**Brief**
Copy nothing but the text: repeat each entry exactly and drop the images.

────

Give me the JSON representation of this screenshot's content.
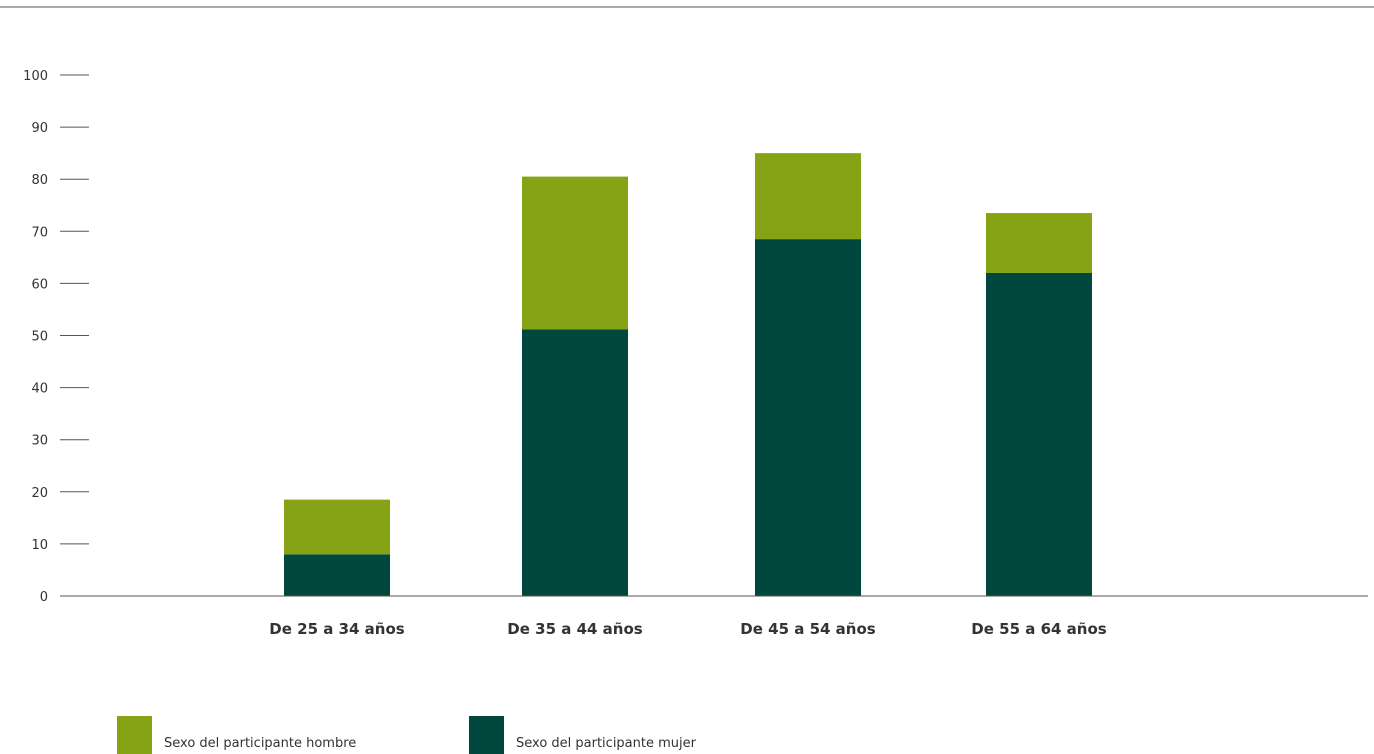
{
  "chart_data": {
    "type": "bar",
    "stacked": true,
    "title": "",
    "xlabel": "",
    "ylabel": "",
    "ylim": [
      0,
      100
    ],
    "yticks": [
      0,
      10,
      20,
      30,
      40,
      50,
      60,
      70,
      80,
      90,
      100
    ],
    "categories": [
      "De 25 a 34 años",
      "De 35 a 44 años",
      "De 45 a 54 años",
      "De 55 a 64 años"
    ],
    "series": [
      {
        "name": "Sexo del participante mujer",
        "color": "#00473e",
        "values": [
          8,
          51.2,
          68.5,
          62
        ]
      },
      {
        "name": "Sexo del participante hombre",
        "color": "#86a315",
        "values": [
          10.5,
          29.3,
          16.5,
          11.5
        ]
      }
    ],
    "legend_order": [
      "Sexo del participante hombre",
      "Sexo del participante mujer"
    ],
    "legend_position": "bottom-left",
    "grid": false
  }
}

────

**Solved exercise**
Give me the JSON representation of this screenshot's content.
{
  "chart_data": {
    "type": "bar",
    "stacked": true,
    "title": "",
    "xlabel": "",
    "ylabel": "",
    "ylim": [
      0,
      100
    ],
    "yticks": [
      0,
      10,
      20,
      30,
      40,
      50,
      60,
      70,
      80,
      90,
      100
    ],
    "categories": [
      "De 25 a 34 años",
      "De 35 a 44 años",
      "De 45 a 54 años",
      "De 55 a 64 años"
    ],
    "series": [
      {
        "name": "Sexo del participante mujer",
        "color": "#00473e",
        "values": [
          8,
          51.2,
          68.5,
          62
        ]
      },
      {
        "name": "Sexo del participante hombre",
        "color": "#86a315",
        "values": [
          10.5,
          29.3,
          16.5,
          11.5
        ]
      }
    ],
    "legend_order": [
      "Sexo del participante hombre",
      "Sexo del participante mujer"
    ],
    "legend_position": "bottom-left",
    "grid": false
  }
}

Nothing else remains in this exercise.